In the data below, find each line containing the string "Acurácia" and return it.
#### TASK DATA ####
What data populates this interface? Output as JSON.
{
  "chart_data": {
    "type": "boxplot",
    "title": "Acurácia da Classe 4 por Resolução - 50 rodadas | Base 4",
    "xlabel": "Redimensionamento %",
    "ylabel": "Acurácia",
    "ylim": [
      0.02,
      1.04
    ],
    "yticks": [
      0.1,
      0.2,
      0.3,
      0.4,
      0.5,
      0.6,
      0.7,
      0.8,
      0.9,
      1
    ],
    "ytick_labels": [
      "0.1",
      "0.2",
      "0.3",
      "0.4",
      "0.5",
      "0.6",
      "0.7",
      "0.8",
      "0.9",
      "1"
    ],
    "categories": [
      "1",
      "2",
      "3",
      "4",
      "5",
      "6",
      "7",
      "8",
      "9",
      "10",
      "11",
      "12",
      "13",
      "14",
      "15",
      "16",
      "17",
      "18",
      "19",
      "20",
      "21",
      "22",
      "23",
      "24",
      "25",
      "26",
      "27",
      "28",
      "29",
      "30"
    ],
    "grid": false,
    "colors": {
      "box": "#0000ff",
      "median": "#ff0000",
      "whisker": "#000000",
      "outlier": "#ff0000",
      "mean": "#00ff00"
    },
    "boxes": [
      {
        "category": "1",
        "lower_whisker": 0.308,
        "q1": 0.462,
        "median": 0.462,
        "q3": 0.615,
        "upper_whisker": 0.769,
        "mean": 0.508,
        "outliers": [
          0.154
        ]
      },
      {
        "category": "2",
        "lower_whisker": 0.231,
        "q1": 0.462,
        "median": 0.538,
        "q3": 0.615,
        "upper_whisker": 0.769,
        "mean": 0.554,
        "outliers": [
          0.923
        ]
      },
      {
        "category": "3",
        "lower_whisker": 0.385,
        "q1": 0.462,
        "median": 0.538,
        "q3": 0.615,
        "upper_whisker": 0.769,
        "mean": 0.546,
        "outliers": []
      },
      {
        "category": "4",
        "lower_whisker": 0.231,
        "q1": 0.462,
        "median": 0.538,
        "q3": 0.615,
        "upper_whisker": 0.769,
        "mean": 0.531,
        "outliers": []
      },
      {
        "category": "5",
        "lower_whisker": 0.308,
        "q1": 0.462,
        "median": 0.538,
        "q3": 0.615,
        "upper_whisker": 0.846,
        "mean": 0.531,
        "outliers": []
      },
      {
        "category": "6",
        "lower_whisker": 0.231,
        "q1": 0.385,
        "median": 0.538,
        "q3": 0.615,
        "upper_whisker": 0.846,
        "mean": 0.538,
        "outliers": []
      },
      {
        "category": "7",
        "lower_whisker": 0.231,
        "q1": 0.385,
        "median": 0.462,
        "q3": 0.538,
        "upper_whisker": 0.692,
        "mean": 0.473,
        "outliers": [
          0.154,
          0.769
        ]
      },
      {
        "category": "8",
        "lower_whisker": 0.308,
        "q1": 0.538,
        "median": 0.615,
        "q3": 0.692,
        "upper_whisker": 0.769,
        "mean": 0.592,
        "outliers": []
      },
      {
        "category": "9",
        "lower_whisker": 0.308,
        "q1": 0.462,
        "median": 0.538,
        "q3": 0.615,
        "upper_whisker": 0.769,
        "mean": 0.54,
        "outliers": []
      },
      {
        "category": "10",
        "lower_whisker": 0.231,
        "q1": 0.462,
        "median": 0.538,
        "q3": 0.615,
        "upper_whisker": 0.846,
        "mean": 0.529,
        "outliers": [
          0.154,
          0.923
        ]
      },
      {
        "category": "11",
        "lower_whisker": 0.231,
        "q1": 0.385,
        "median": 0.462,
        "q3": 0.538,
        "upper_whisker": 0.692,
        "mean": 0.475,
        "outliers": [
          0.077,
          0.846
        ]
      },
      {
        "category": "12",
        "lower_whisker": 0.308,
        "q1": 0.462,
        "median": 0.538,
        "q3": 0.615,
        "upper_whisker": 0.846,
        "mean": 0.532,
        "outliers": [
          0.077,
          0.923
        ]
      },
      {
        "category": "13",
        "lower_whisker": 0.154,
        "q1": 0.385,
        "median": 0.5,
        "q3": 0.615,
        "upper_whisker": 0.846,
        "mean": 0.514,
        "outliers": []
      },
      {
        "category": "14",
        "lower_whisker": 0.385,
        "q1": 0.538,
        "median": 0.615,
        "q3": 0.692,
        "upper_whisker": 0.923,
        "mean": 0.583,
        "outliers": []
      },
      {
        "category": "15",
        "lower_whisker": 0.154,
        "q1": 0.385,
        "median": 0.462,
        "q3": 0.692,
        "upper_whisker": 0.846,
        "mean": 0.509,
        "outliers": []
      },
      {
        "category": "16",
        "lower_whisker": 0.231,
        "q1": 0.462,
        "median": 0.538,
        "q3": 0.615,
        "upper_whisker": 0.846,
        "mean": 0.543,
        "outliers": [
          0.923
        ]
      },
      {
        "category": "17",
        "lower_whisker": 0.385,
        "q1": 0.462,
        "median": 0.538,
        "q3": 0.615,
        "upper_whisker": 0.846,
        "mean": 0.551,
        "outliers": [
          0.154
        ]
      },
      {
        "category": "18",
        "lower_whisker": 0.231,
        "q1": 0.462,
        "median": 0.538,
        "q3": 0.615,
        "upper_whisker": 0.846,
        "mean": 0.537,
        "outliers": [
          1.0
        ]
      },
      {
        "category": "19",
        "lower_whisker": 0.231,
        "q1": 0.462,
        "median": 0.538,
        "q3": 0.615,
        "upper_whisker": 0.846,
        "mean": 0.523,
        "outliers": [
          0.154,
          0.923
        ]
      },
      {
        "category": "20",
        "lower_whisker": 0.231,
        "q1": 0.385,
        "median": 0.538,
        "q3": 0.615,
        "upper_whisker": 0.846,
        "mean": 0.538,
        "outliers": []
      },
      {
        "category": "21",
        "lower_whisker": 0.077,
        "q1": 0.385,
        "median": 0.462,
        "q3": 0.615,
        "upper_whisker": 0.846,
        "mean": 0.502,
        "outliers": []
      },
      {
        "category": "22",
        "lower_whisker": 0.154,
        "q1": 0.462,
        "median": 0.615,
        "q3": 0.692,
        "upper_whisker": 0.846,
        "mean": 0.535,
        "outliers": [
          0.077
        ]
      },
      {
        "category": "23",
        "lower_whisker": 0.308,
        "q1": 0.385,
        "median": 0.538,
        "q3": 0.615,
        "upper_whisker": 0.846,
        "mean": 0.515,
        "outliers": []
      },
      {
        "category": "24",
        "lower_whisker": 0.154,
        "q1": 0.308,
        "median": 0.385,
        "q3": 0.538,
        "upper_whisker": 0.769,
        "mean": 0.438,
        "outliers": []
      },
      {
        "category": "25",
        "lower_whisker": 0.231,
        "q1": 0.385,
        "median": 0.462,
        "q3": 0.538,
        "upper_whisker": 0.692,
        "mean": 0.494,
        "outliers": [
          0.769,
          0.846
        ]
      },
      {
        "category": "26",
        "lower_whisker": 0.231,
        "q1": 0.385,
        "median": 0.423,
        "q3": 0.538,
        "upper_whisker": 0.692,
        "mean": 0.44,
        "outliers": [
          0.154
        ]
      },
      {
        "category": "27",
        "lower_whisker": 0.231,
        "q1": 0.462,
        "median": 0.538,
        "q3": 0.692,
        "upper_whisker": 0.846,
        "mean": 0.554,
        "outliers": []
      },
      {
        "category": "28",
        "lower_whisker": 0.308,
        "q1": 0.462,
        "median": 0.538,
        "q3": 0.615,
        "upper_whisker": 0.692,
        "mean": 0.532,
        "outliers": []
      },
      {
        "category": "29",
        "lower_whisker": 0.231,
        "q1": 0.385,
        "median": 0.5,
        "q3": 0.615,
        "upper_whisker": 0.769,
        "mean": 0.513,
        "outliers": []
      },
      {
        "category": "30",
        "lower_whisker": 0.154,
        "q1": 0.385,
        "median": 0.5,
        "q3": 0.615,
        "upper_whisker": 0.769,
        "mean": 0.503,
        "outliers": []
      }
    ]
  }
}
####
#### [REPLY TO THE EXERCISE]
    "title": "Acurácia da Classe 4 por Resolução - 50 rodadas | Base 4",
    "ylabel": "Acurácia",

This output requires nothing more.